(WHAT TO DO)
Give every line back verbatim, dropping all images.

━━━ PROVIDED MATERIAL

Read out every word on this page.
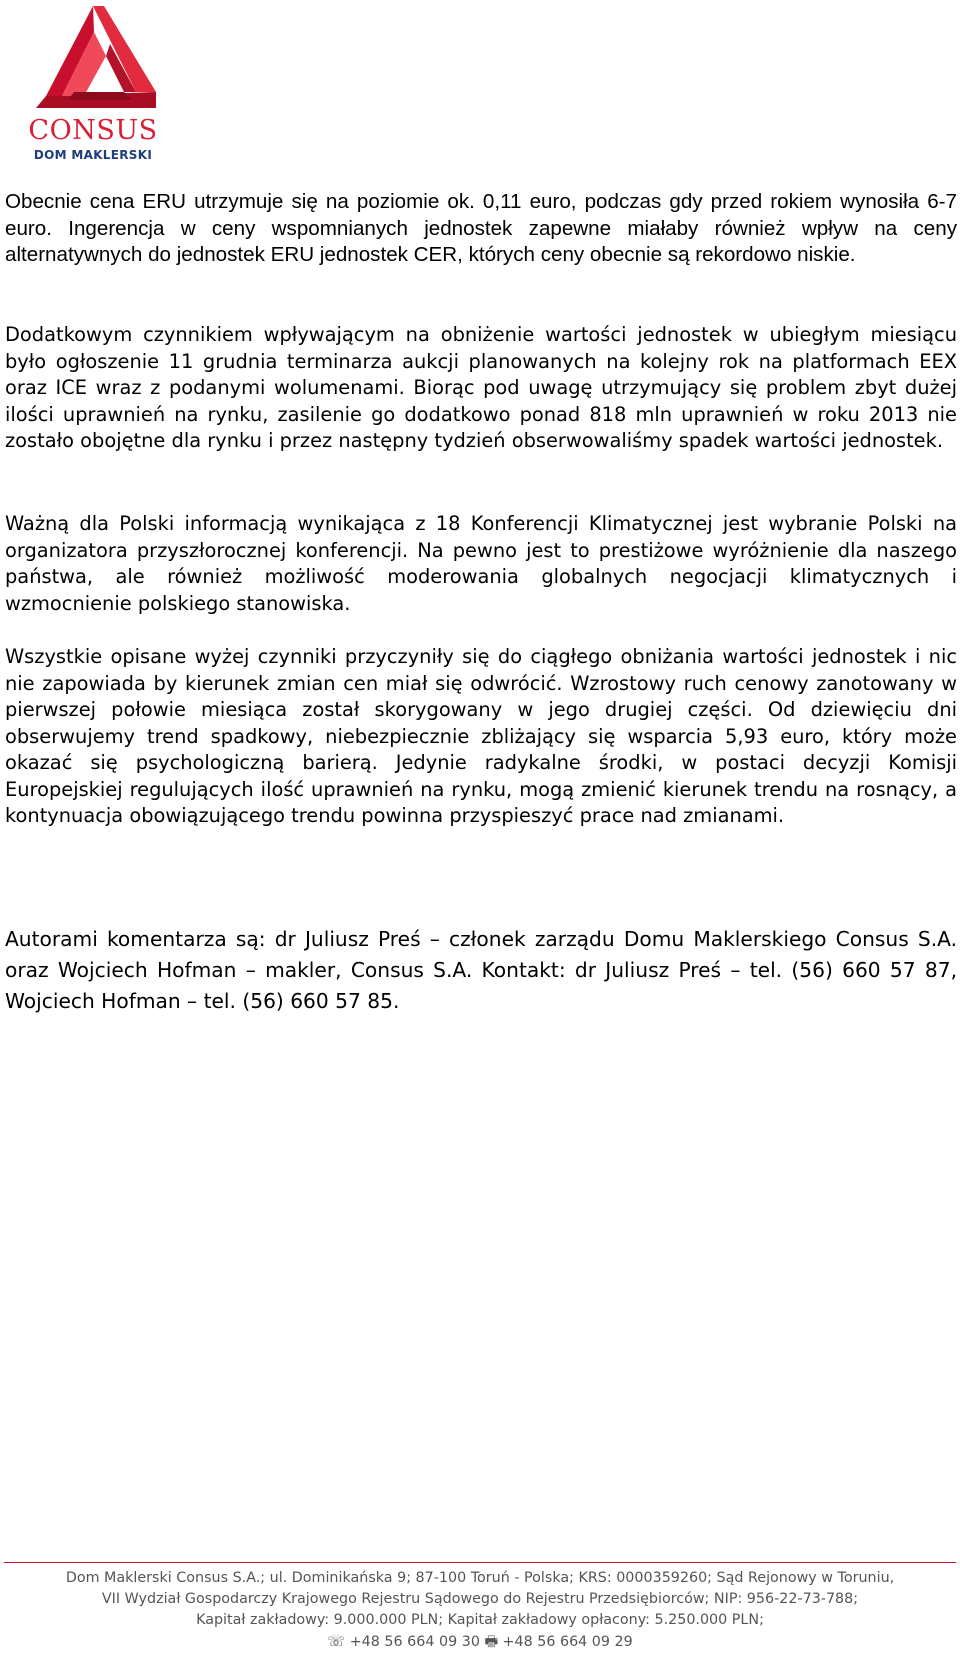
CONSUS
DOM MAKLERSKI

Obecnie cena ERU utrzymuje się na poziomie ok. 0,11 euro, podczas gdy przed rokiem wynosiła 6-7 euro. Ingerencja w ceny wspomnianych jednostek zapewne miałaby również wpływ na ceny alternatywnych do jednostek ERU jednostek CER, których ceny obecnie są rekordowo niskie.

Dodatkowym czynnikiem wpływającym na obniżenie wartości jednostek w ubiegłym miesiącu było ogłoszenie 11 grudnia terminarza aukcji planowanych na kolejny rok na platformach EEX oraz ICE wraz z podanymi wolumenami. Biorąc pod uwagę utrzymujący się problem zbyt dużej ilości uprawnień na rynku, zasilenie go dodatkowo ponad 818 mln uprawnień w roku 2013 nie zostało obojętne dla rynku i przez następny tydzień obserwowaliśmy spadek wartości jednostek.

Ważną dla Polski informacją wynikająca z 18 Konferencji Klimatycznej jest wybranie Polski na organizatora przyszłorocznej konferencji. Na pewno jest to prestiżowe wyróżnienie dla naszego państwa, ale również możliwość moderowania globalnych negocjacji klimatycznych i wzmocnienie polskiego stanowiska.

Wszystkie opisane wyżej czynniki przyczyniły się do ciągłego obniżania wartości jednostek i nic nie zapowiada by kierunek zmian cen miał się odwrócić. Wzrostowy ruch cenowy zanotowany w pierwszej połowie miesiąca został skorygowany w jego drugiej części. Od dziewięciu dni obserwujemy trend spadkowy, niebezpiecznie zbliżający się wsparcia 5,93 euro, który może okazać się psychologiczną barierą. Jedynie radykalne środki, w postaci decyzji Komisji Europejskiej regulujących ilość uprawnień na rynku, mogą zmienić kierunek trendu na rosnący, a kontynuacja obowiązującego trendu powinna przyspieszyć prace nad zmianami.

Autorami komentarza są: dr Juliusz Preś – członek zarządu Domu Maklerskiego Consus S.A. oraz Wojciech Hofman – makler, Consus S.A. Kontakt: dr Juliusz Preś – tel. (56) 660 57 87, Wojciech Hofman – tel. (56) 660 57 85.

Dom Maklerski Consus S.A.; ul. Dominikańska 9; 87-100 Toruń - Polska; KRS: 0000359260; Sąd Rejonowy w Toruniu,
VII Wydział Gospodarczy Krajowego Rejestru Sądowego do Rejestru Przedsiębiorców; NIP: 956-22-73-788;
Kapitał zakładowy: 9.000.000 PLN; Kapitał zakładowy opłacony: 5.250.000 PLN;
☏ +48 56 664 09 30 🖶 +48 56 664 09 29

━━━━━━

(RESULT)
Read out every word on this page.
CONSUS
DOM MAKLERSKI

Obecnie cena ERU utrzymuje się na poziomie ok. 0,11 euro, podczas gdy przed rokiem wynosiła 6-7 euro. Ingerencja w ceny wspomnianych jednostek zapewne miałaby również wpływ na ceny alternatywnych do jednostek ERU jednostek CER, których ceny obecnie są rekordowo niskie.

Dodatkowym czynnikiem wpływającym na obniżenie wartości jednostek w ubiegłym miesiącu było ogłoszenie 11 grudnia terminarza aukcji planowanych na kolejny rok na platformach EEX oraz ICE wraz z podanymi wolumenami. Biorąc pod uwagę utrzymujący się problem zbyt dużej ilości uprawnień na rynku, zasilenie go dodatkowo ponad 818 mln uprawnień w roku 2013 nie zostało obojętne dla rynku i przez następny tydzień obserwowaliśmy spadek wartości jednostek.

Ważną dla Polski informacją wynikająca z 18 Konferencji Klimatycznej jest wybranie Polski na organizatora przyszłorocznej konferencji. Na pewno jest to prestiżowe wyróżnienie dla naszego państwa, ale również możliwość moderowania globalnych negocjacji klimatycznych i wzmocnienie polskiego stanowiska.

Wszystkie opisane wyżej czynniki przyczyniły się do ciągłego obniżania wartości jednostek i nic nie zapowiada by kierunek zmian cen miał się odwrócić. Wzrostowy ruch cenowy zanotowany w pierwszej połowie miesiąca został skorygowany w jego drugiej części. Od dziewięciu dni obserwujemy trend spadkowy, niebezpiecznie zbliżający się wsparcia 5,93 euro, który może okazać się psychologiczną barierą. Jedynie radykalne środki, w postaci decyzji Komisji Europejskiej regulujących ilość uprawnień na rynku, mogą zmienić kierunek trendu na rosnący, a kontynuacja obowiązującego trendu powinna przyspieszyć prace nad zmianami.

Autorami komentarza są: dr Juliusz Preś – członek zarządu Domu Maklerskiego Consus S.A. oraz Wojciech Hofman – makler, Consus S.A. Kontakt: dr Juliusz Preś – tel. (56) 660 57 87, Wojciech Hofman – tel. (56) 660 57 85.

Dom Maklerski Consus S.A.; ul. Dominikańska 9; 87-100 Toruń - Polska; KRS: 0000359260; Sąd Rejonowy w Toruniu,
VII Wydział Gospodarczy Krajowego Rejestru Sądowego do Rejestru Przedsiębiorców; NIP: 956-22-73-788;
Kapitał zakładowy: 9.000.000 PLN; Kapitał zakładowy opłacony: 5.250.000 PLN;
☏ +48 56 664 09 30 🖶 +48 56 664 09 29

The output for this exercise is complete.